§ **What you should do**
In the entries that follow, find the word "JSON" and report each line it is on.

━━━━━━━━

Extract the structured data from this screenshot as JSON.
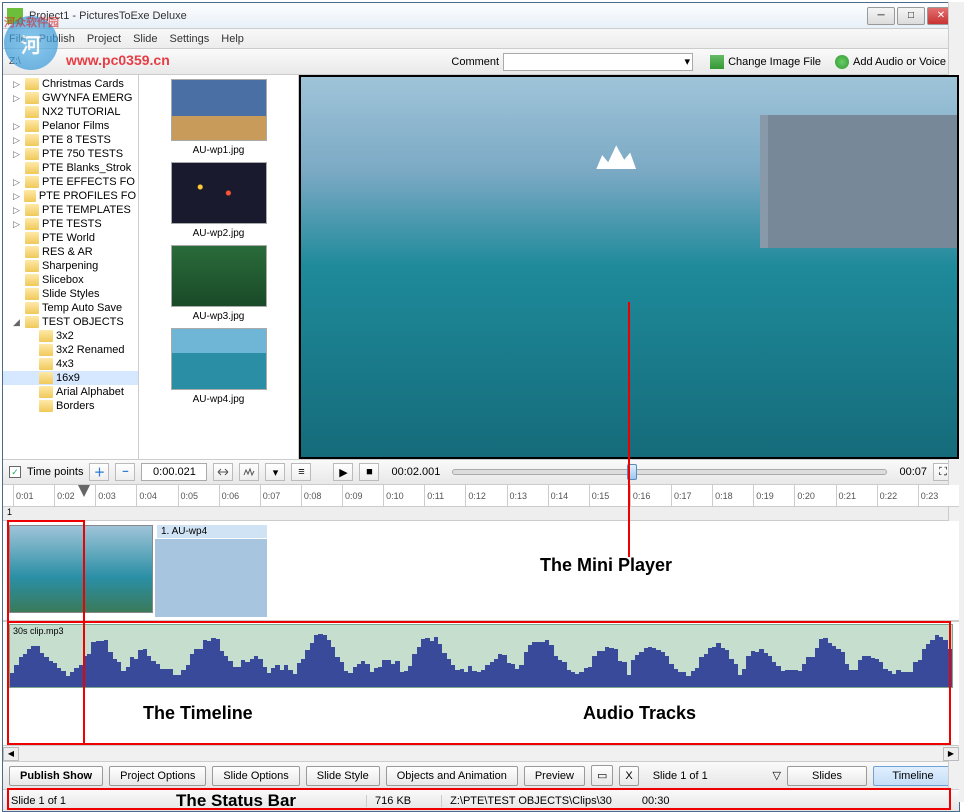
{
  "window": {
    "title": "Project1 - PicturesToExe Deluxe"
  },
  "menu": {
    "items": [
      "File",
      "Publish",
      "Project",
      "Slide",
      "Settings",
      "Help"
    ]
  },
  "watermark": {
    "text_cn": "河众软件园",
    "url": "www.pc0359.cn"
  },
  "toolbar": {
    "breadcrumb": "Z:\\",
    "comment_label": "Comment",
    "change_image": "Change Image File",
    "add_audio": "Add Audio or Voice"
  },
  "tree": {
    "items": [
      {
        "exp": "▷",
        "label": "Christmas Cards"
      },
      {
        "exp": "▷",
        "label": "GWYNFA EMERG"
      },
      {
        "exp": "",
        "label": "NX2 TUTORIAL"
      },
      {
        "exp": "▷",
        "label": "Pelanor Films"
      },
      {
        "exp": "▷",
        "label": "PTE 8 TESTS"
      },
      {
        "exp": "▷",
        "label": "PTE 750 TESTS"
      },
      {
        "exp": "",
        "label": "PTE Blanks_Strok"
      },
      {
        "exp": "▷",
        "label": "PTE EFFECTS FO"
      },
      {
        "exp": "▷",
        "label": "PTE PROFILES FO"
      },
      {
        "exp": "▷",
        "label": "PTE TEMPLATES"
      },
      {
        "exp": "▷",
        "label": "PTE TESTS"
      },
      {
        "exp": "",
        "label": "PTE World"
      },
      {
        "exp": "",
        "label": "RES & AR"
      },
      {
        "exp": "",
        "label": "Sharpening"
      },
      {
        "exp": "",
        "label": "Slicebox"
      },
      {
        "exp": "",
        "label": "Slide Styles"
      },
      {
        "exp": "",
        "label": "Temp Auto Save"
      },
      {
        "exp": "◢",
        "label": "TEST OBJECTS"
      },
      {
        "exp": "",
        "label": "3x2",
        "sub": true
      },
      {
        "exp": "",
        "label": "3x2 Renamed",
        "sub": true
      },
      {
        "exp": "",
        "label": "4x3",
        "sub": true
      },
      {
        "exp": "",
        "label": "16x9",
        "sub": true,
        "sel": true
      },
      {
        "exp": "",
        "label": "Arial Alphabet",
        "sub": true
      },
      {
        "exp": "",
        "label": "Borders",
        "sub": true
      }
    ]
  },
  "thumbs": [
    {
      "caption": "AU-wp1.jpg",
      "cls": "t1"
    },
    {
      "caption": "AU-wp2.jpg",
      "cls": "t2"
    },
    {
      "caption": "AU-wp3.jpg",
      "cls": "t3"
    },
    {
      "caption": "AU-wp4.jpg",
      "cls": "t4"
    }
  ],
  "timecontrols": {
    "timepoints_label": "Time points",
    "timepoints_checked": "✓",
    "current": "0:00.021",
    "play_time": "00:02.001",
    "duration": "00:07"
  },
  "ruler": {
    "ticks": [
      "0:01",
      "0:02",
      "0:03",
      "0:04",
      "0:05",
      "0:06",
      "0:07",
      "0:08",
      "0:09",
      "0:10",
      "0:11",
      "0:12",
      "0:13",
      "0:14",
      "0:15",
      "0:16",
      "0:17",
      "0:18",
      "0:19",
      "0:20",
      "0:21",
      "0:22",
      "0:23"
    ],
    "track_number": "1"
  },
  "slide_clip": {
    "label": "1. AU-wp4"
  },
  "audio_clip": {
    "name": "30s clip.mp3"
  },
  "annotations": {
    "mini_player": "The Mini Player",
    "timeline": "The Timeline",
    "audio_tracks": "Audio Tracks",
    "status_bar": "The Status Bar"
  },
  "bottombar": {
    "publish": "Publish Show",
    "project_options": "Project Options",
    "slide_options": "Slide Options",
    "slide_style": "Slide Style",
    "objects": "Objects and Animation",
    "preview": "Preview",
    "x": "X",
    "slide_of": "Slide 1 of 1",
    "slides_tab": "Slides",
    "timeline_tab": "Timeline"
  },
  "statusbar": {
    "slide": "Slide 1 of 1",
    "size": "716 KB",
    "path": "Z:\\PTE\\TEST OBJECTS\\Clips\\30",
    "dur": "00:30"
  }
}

━━━━━━━━

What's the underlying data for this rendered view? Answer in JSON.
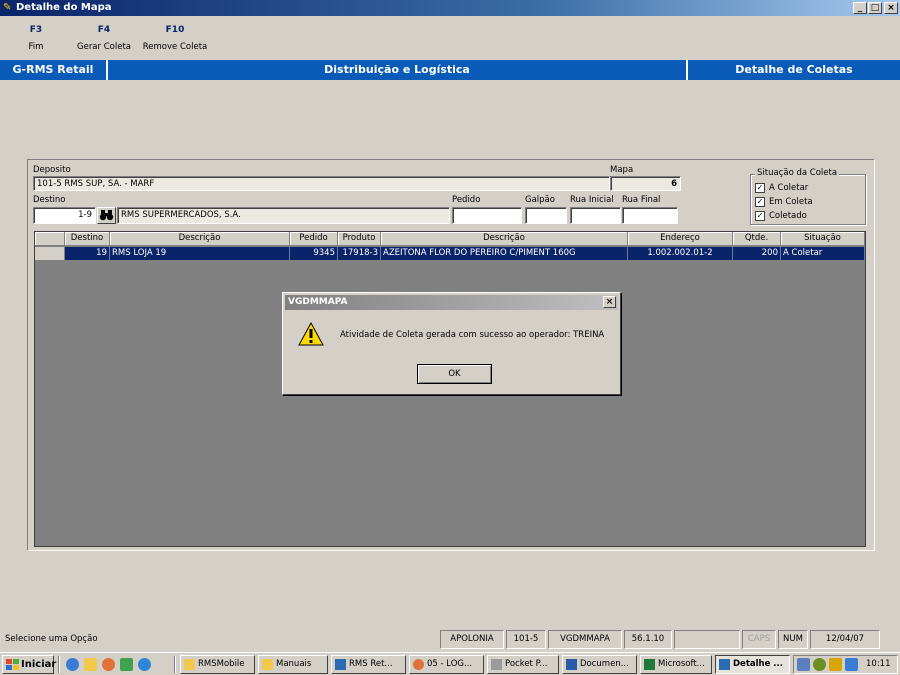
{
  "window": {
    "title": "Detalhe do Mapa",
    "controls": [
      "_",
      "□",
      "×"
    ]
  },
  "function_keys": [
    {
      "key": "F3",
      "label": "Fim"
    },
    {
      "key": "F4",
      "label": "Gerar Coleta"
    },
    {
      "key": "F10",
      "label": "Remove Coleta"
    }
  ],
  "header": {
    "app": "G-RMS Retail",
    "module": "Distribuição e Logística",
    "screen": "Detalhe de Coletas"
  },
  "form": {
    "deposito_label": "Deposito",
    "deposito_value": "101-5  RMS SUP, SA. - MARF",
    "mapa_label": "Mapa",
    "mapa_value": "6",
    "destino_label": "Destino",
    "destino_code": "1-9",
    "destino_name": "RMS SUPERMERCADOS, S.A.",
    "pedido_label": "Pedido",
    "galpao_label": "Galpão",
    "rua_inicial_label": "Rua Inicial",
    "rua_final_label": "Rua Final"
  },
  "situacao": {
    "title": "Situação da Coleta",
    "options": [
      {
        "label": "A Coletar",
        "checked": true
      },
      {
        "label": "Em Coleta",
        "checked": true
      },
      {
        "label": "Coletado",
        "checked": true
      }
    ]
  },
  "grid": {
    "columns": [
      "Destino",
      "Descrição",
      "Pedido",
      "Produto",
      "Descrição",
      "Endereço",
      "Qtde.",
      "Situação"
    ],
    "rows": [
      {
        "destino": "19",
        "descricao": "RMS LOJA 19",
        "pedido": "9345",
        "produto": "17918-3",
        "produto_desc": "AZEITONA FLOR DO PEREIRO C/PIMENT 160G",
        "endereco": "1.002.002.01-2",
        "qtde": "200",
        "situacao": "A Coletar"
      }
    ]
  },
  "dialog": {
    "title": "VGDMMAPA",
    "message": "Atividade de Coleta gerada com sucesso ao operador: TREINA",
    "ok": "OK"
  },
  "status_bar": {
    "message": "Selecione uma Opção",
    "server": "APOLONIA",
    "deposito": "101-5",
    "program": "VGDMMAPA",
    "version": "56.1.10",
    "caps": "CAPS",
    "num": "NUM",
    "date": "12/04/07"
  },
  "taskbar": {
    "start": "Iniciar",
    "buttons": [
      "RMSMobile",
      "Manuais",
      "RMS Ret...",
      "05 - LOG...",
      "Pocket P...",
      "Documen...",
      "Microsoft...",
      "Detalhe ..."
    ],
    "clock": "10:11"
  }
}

━━━━━━━━

§ **Answer to the exercise**
Extract the structured data from this screenshot as JSON.
What's the underlying data for this rendered view? Answer in JSON.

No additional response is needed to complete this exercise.